* _Problem description_
Report each line of the data that has "oculis" somewhere in it.

* _Recorded information_
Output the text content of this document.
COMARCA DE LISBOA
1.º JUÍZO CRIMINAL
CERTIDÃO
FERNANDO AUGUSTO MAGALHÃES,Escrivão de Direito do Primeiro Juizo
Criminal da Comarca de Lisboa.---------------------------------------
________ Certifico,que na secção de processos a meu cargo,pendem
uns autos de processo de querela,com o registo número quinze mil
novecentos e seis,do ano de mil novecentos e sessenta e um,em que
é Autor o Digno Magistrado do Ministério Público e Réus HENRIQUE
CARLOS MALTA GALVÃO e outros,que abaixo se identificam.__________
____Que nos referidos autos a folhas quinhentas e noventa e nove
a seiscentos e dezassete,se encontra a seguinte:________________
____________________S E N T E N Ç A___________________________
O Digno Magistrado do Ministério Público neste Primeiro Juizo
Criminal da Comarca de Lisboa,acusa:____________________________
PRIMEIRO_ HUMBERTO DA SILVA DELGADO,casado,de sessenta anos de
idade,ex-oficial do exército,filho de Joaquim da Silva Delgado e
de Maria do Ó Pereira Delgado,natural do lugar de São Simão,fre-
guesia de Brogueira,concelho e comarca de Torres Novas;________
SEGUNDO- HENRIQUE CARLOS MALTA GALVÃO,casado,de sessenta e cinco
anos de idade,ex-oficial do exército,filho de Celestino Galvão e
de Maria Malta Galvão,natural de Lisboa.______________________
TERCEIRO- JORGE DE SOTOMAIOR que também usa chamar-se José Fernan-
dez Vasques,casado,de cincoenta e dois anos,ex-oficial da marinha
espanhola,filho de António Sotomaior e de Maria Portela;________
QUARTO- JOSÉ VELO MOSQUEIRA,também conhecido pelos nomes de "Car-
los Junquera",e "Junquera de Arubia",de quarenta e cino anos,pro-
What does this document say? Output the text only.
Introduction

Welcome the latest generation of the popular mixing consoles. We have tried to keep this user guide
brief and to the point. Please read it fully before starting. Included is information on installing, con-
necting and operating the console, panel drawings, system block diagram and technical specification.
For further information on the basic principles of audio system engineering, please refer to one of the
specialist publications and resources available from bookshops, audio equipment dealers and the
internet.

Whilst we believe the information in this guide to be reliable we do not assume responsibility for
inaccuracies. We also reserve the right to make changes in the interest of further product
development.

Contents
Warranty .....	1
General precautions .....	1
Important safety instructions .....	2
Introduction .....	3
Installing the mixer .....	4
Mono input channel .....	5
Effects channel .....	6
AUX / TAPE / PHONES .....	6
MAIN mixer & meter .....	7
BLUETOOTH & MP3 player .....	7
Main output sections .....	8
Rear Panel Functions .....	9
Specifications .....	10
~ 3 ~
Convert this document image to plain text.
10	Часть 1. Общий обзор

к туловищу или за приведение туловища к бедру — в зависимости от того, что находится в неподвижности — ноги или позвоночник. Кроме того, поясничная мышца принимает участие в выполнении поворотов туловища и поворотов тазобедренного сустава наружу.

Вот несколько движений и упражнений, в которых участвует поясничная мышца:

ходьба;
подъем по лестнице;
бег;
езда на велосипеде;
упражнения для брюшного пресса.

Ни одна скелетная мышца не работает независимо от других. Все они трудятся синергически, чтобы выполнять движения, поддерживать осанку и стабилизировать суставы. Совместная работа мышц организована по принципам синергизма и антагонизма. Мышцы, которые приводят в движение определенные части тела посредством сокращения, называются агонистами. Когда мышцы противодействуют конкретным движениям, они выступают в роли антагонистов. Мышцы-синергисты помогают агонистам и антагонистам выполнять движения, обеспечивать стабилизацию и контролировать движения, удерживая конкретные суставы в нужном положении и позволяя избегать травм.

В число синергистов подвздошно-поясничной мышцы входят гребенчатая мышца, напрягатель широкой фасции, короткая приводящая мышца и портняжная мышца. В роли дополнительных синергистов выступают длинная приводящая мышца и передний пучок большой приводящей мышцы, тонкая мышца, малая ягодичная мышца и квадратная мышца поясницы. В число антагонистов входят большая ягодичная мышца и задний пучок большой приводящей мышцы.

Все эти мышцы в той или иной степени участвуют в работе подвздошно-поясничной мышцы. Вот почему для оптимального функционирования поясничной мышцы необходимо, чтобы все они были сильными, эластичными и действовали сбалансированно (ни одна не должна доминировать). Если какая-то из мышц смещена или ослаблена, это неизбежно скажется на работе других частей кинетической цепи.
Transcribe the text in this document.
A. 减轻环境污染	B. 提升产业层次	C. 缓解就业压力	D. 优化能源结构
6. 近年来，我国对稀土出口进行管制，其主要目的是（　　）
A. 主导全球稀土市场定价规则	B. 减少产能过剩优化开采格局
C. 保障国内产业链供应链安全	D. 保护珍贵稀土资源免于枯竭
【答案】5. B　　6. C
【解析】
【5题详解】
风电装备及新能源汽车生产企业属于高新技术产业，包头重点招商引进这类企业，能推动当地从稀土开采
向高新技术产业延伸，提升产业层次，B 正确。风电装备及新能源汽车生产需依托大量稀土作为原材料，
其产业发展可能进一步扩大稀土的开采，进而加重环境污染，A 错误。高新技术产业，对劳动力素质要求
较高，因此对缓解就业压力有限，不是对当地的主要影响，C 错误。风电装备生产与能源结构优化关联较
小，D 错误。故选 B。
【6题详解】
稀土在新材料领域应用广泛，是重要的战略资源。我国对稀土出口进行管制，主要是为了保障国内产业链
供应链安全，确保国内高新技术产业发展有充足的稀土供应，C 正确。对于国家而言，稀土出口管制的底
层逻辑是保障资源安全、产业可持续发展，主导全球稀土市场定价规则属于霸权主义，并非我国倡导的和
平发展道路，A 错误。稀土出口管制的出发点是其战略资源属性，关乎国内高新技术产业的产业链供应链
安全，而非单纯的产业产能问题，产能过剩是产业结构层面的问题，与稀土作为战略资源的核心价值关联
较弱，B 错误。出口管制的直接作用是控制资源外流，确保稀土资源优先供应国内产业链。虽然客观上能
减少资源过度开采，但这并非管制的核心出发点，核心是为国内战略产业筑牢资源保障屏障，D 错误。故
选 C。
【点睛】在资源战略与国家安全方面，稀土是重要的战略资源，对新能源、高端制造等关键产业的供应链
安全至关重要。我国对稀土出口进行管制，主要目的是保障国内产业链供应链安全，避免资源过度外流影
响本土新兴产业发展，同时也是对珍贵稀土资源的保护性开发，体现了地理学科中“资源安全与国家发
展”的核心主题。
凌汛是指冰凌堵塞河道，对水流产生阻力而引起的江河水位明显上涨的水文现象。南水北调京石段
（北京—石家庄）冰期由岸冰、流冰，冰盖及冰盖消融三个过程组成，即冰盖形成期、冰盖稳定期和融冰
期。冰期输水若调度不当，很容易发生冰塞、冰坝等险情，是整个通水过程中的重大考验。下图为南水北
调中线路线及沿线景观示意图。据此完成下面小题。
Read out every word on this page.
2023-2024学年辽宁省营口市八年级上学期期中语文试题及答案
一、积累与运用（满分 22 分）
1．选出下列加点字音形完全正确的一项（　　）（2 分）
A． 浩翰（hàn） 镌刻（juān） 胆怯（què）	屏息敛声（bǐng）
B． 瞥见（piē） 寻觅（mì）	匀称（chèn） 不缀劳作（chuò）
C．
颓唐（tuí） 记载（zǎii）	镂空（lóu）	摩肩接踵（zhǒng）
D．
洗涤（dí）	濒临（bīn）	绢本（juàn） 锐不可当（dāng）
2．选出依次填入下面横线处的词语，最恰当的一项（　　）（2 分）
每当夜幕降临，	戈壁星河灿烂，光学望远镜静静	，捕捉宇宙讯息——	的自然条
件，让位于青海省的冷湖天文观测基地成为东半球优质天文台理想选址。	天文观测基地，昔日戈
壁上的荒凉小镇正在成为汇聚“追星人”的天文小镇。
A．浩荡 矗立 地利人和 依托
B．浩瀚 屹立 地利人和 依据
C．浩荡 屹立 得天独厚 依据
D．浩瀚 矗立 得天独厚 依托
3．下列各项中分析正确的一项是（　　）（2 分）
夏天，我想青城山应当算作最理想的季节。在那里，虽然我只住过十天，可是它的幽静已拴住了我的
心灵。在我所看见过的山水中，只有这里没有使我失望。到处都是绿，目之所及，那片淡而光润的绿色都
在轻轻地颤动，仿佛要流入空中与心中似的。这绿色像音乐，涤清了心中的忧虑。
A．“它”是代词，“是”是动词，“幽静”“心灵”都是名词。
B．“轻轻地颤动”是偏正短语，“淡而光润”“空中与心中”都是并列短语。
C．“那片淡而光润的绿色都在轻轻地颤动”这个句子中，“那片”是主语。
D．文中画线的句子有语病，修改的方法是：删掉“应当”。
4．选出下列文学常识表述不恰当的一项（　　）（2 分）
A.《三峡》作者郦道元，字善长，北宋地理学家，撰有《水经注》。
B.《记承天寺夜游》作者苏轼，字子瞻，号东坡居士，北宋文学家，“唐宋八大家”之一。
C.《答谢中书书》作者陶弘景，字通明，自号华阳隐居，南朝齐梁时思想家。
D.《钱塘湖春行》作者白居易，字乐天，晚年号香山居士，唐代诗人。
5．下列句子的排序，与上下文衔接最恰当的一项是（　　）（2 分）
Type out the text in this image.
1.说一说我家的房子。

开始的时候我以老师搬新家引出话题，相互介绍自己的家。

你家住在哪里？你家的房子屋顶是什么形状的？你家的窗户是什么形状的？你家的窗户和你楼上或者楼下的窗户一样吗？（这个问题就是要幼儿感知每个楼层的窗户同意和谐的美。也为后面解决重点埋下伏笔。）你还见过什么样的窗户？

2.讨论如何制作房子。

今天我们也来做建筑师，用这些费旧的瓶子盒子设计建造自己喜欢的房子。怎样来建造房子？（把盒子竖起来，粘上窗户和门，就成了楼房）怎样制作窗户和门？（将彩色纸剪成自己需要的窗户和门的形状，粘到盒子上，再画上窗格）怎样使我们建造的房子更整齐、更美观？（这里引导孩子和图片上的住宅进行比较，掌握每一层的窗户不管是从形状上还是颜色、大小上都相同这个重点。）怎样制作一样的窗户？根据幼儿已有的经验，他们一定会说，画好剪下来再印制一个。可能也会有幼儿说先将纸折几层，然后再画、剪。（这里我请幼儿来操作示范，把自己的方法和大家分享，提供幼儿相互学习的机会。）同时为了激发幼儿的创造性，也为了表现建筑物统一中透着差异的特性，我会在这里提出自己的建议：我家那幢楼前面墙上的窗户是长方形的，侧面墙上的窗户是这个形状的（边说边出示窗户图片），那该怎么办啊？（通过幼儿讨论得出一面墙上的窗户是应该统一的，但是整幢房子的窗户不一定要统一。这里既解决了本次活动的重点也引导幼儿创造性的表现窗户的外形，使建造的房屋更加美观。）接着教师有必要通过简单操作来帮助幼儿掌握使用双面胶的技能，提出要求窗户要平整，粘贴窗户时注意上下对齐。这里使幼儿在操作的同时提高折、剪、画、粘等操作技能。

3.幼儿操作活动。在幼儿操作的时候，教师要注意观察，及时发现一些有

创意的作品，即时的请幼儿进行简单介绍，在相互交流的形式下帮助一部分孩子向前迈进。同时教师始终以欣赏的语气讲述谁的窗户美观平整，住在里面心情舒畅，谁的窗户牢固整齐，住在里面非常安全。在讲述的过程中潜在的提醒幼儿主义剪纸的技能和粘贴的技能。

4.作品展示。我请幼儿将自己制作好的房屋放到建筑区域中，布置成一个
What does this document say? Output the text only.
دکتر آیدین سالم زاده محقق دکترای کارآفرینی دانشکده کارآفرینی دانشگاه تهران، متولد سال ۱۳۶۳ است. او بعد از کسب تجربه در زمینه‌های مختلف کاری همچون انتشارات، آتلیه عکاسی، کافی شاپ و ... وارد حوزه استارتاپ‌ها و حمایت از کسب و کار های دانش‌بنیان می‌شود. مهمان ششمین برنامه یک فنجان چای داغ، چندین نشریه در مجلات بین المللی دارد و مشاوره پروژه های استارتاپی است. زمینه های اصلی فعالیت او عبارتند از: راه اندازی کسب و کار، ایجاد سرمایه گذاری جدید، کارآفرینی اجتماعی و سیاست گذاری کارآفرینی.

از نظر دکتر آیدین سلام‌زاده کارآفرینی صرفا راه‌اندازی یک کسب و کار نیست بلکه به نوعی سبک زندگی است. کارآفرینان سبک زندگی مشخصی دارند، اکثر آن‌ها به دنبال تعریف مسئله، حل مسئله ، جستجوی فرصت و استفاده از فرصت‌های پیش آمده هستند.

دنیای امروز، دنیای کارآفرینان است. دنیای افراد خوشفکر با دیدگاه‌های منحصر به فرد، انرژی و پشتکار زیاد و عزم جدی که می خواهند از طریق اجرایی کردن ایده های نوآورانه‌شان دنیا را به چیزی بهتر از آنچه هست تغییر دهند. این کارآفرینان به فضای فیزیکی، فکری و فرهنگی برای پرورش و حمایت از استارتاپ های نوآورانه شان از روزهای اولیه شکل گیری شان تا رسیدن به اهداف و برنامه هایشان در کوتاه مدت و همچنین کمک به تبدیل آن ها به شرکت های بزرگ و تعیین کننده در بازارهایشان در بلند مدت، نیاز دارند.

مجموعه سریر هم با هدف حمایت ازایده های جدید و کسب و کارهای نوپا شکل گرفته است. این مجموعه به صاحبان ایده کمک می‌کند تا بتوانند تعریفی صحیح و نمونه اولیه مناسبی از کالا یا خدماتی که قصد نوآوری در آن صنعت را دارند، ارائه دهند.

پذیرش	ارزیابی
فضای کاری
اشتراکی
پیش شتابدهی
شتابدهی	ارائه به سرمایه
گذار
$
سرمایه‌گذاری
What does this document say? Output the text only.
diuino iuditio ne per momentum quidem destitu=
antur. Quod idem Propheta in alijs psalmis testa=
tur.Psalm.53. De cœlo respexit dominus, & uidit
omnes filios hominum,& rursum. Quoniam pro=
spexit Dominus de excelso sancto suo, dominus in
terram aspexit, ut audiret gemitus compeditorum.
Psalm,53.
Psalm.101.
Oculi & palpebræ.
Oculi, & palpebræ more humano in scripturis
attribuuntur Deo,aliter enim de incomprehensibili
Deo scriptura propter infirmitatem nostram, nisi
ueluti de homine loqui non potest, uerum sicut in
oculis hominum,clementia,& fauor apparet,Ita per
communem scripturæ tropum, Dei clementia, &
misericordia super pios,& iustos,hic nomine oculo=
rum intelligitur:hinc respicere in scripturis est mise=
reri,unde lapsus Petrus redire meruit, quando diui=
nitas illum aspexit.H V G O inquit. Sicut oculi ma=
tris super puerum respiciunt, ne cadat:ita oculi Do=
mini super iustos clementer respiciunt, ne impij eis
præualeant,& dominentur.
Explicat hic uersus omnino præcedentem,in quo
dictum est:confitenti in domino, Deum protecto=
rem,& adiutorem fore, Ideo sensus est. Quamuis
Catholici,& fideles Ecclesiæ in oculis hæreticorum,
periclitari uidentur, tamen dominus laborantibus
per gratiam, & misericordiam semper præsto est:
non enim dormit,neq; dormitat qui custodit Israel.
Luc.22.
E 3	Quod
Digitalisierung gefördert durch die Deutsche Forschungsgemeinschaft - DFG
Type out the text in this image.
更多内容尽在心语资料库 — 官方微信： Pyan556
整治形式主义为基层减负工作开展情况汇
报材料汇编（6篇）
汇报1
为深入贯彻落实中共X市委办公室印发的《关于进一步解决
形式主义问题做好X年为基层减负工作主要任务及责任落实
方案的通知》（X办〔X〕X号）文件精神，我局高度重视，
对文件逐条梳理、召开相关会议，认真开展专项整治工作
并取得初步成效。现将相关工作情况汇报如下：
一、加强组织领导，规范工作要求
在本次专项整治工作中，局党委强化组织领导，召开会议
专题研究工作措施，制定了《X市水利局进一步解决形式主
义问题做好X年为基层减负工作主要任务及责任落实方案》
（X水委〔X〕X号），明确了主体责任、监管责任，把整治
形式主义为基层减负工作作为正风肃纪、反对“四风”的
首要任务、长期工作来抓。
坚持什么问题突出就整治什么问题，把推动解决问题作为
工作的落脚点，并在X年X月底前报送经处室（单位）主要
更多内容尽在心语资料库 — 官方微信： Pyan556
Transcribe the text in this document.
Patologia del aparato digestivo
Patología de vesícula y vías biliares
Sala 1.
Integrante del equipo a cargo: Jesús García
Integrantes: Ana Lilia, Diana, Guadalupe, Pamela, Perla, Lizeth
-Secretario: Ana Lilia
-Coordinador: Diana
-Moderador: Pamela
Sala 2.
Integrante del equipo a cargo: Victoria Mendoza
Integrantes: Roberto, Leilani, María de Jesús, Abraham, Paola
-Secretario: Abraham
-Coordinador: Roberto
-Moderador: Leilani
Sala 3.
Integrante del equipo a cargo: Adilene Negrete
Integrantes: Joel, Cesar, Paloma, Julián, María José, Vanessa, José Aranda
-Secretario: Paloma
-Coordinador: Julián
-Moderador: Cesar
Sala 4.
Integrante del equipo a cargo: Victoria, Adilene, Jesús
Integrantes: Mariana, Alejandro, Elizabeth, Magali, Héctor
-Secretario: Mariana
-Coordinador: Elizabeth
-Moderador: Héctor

* _Task output_
oculis hominum,clementia,& fauor apparet,Ita per
Catholici,& fideles Ecclesiæ in oculis hæreticorum,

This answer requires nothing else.